**What needs to be done**. Print all of the lines exactly. Any picture among them stays out.

**The data**.
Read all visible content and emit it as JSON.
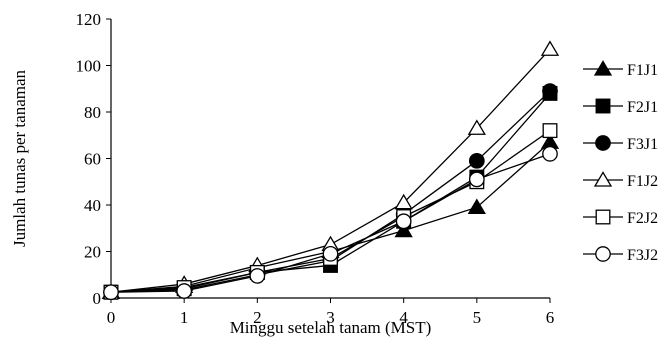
{
  "chart_data": {
    "type": "line",
    "x": [
      0,
      1,
      2,
      3,
      4,
      5,
      6
    ],
    "xlabel": "Minggu setelah tanam (MST)",
    "ylabel": "Jumlah tunas per tanaman",
    "xlim": [
      0,
      6
    ],
    "ylim": [
      0,
      120
    ],
    "xticks": [
      "0",
      "1",
      "2",
      "3",
      "4",
      "5",
      "6"
    ],
    "yticks": [
      "0",
      "20",
      "40",
      "60",
      "80",
      "100",
      "120"
    ],
    "grid": false,
    "legend_position": "right",
    "series": [
      {
        "name": "F1J1",
        "marker": "triangle",
        "fill": "#000000",
        "values": [
          2.5,
          5,
          13,
          20,
          29,
          39,
          67
        ]
      },
      {
        "name": "F2J1",
        "marker": "square",
        "fill": "#000000",
        "values": [
          2.5,
          4,
          11,
          14,
          33,
          52,
          88
        ]
      },
      {
        "name": "F3J1",
        "marker": "circle",
        "fill": "#000000",
        "values": [
          2.5,
          3.5,
          10,
          16,
          36,
          59,
          89
        ]
      },
      {
        "name": "F1J2",
        "marker": "triangle",
        "fill": "#ffffff",
        "values": [
          2.5,
          6,
          14,
          23,
          41,
          73,
          107
        ]
      },
      {
        "name": "F2J2",
        "marker": "square",
        "fill": "#ffffff",
        "values": [
          2.5,
          4.5,
          11,
          17,
          35,
          50,
          72
        ]
      },
      {
        "name": "F3J2",
        "marker": "circle",
        "fill": "#ffffff",
        "values": [
          2.5,
          3,
          9.5,
          19,
          33,
          51,
          62
        ]
      }
    ]
  }
}
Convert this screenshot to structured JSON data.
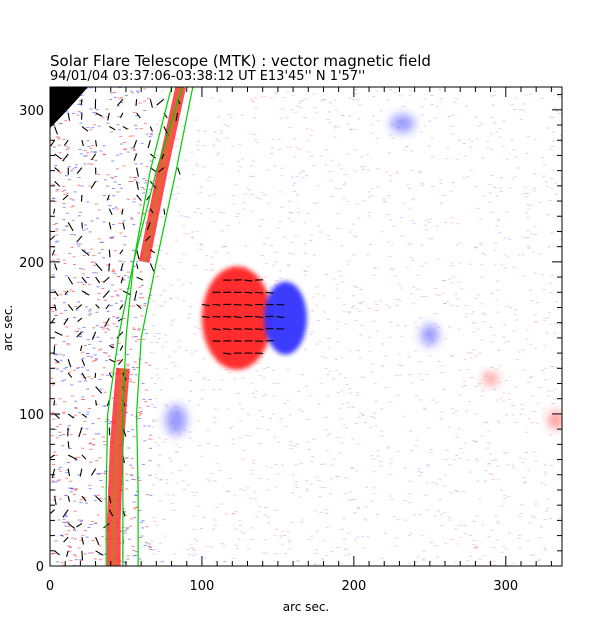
{
  "chart_data": {
    "type": "heatmap",
    "title": "Solar Flare Telescope (MTK) : vector magnetic field",
    "subtitle": "94/01/04  03:37:06-03:38:12 UT     E13'45''  N 1'57''",
    "xlabel": "arc sec.",
    "ylabel": "arc sec.",
    "xlim": [
      0,
      337
    ],
    "ylim": [
      0,
      315
    ],
    "x_ticks": [
      0,
      100,
      200,
      300
    ],
    "y_ticks": [
      0,
      100,
      200,
      300
    ],
    "colormap": {
      "positive_polarity": "#ff2020",
      "negative_polarity": "#3333ff",
      "background": "#ffffff",
      "limb_dark": "#000000",
      "contour": "#00cc00"
    },
    "features": [
      {
        "name": "sunspot-positive",
        "polarity": "positive",
        "cx": 123,
        "cy": 163,
        "rx": 23,
        "ry": 34
      },
      {
        "name": "sunspot-negative",
        "polarity": "negative",
        "cx": 155,
        "cy": 163,
        "rx": 14,
        "ry": 24
      },
      {
        "name": "plage-negative-1",
        "polarity": "negative",
        "cx": 232,
        "cy": 291,
        "rx": 8,
        "ry": 6
      },
      {
        "name": "plage-negative-2",
        "polarity": "negative",
        "cx": 83,
        "cy": 96,
        "rx": 7,
        "ry": 10
      },
      {
        "name": "plage-positive-1",
        "polarity": "positive",
        "cx": 333,
        "cy": 96,
        "rx": 5,
        "ry": 6
      },
      {
        "name": "plage-positive-2",
        "polarity": "positive",
        "cx": 290,
        "cy": 123,
        "rx": 5,
        "ry": 4
      },
      {
        "name": "plage-negative-3",
        "polarity": "negative",
        "cx": 250,
        "cy": 152,
        "rx": 6,
        "ry": 7
      }
    ],
    "limb_contours": [
      {
        "name": "contour-outer",
        "points": [
          [
            94,
            315
          ],
          [
            83,
            260
          ],
          [
            70,
            200
          ],
          [
            60,
            150
          ],
          [
            57,
            100
          ],
          [
            58,
            50
          ],
          [
            58,
            0
          ]
        ]
      },
      {
        "name": "contour-inner",
        "points": [
          [
            87,
            315
          ],
          [
            70,
            260
          ],
          [
            55,
            200
          ],
          [
            45,
            150
          ],
          [
            38,
            100
          ],
          [
            37,
            50
          ],
          [
            37,
            0
          ]
        ]
      },
      {
        "name": "contour-mid",
        "points": [
          [
            80,
            315
          ],
          [
            66,
            260
          ],
          [
            55,
            200
          ],
          [
            50,
            150
          ],
          [
            48,
            100
          ],
          [
            48,
            50
          ],
          [
            48,
            0
          ]
        ]
      }
    ],
    "limb_bands": [
      {
        "name": "band-red-upper",
        "points": [
          [
            86,
            315
          ],
          [
            74,
            260
          ],
          [
            62,
            200
          ]
        ],
        "width": 7
      },
      {
        "name": "band-red-lower",
        "points": [
          [
            48,
            130
          ],
          [
            44,
            80
          ],
          [
            42,
            30
          ],
          [
            42,
            0
          ]
        ],
        "width": 9
      }
    ],
    "vector_field": {
      "region": "transverse field arrows",
      "color": "#000000"
    }
  }
}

**Complete output**.
Read all visible content and emit it as JSON.
{
  "chart_data": {
    "type": "line",
    "x": [
      0,
      1,
      2,
      3,
      4,
      5,
      6
    ],
    "xlabel": "Minggu setelah tanam (MST)",
    "ylabel": "Jumlah tunas per tanaman",
    "xlim": [
      0,
      6
    ],
    "ylim": [
      0,
      120
    ],
    "xticks": [
      "0",
      "1",
      "2",
      "3",
      "4",
      "5",
      "6"
    ],
    "yticks": [
      "0",
      "20",
      "40",
      "60",
      "80",
      "100",
      "120"
    ],
    "grid": false,
    "legend_position": "right",
    "series": [
      {
        "name": "F1J1",
        "marker": "triangle",
        "fill": "#000000",
        "values": [
          2.5,
          5,
          13,
          20,
          29,
          39,
          67
        ]
      },
      {
        "name": "F2J1",
        "marker": "square",
        "fill": "#000000",
        "values": [
          2.5,
          4,
          11,
          14,
          33,
          52,
          88
        ]
      },
      {
        "name": "F3J1",
        "marker": "circle",
        "fill": "#000000",
        "values": [
          2.5,
          3.5,
          10,
          16,
          36,
          59,
          89
        ]
      },
      {
        "name": "F1J2",
        "marker": "triangle",
        "fill": "#ffffff",
        "values": [
          2.5,
          6,
          14,
          23,
          41,
          73,
          107
        ]
      },
      {
        "name": "F2J2",
        "marker": "square",
        "fill": "#ffffff",
        "values": [
          2.5,
          4.5,
          11,
          17,
          35,
          50,
          72
        ]
      },
      {
        "name": "F3J2",
        "marker": "circle",
        "fill": "#ffffff",
        "values": [
          2.5,
          3,
          9.5,
          19,
          33,
          51,
          62
        ]
      }
    ]
  }
}
Convert this screenshot to structured JSON data.
{
  "chart_data": {
    "type": "heatmap",
    "title": "Solar Flare Telescope (MTK) : vector magnetic field",
    "subtitle": "94/01/04  03:37:06-03:38:12 UT     E13'45''  N 1'57''",
    "xlabel": "arc sec.",
    "ylabel": "arc sec.",
    "xlim": [
      0,
      337
    ],
    "ylim": [
      0,
      315
    ],
    "x_ticks": [
      0,
      100,
      200,
      300
    ],
    "y_ticks": [
      0,
      100,
      200,
      300
    ],
    "colormap": {
      "positive_polarity": "#ff2020",
      "negative_polarity": "#3333ff",
      "background": "#ffffff",
      "limb_dark": "#000000",
      "contour": "#00cc00"
    },
    "features": [
      {
        "name": "sunspot-positive",
        "polarity": "positive",
        "cx": 123,
        "cy": 163,
        "rx": 23,
        "ry": 34
      },
      {
        "name": "sunspot-negative",
        "polarity": "negative",
        "cx": 155,
        "cy": 163,
        "rx": 14,
        "ry": 24
      },
      {
        "name": "plage-negative-1",
        "polarity": "negative",
        "cx": 232,
        "cy": 291,
        "rx": 8,
        "ry": 6
      },
      {
        "name": "plage-negative-2",
        "polarity": "negative",
        "cx": 83,
        "cy": 96,
        "rx": 7,
        "ry": 10
      },
      {
        "name": "plage-positive-1",
        "polarity": "positive",
        "cx": 333,
        "cy": 96,
        "rx": 5,
        "ry": 6
      },
      {
        "name": "plage-positive-2",
        "polarity": "positive",
        "cx": 290,
        "cy": 123,
        "rx": 5,
        "ry": 4
      },
      {
        "name": "plage-negative-3",
        "polarity": "negative",
        "cx": 250,
        "cy": 152,
        "rx": 6,
        "ry": 7
      }
    ],
    "limb_contours": [
      {
        "name": "contour-outer",
        "points": [
          [
            94,
            315
          ],
          [
            83,
            260
          ],
          [
            70,
            200
          ],
          [
            60,
            150
          ],
          [
            57,
            100
          ],
          [
            58,
            50
          ],
          [
            58,
            0
          ]
        ]
      },
      {
        "name": "contour-inner",
        "points": [
          [
            87,
            315
          ],
          [
            70,
            260
          ],
          [
            55,
            200
          ],
          [
            45,
            150
          ],
          [
            38,
            100
          ],
          [
            37,
            50
          ],
          [
            37,
            0
          ]
        ]
      },
      {
        "name": "contour-mid",
        "points": [
          [
            80,
            315
          ],
          [
            66,
            260
          ],
          [
            55,
            200
          ],
          [
            50,
            150
          ],
          [
            48,
            100
          ],
          [
            48,
            50
          ],
          [
            48,
            0
          ]
        ]
      }
    ],
    "limb_bands": [
      {
        "name": "band-red-upper",
        "points": [
          [
            86,
            315
          ],
          [
            74,
            260
          ],
          [
            62,
            200
          ]
        ],
        "width": 7
      },
      {
        "name": "band-red-lower",
        "points": [
          [
            48,
            130
          ],
          [
            44,
            80
          ],
          [
            42,
            30
          ],
          [
            42,
            0
          ]
        ],
        "width": 9
      }
    ],
    "vector_field": {
      "region": "transverse field arrows",
      "color": "#000000"
    }
  }
}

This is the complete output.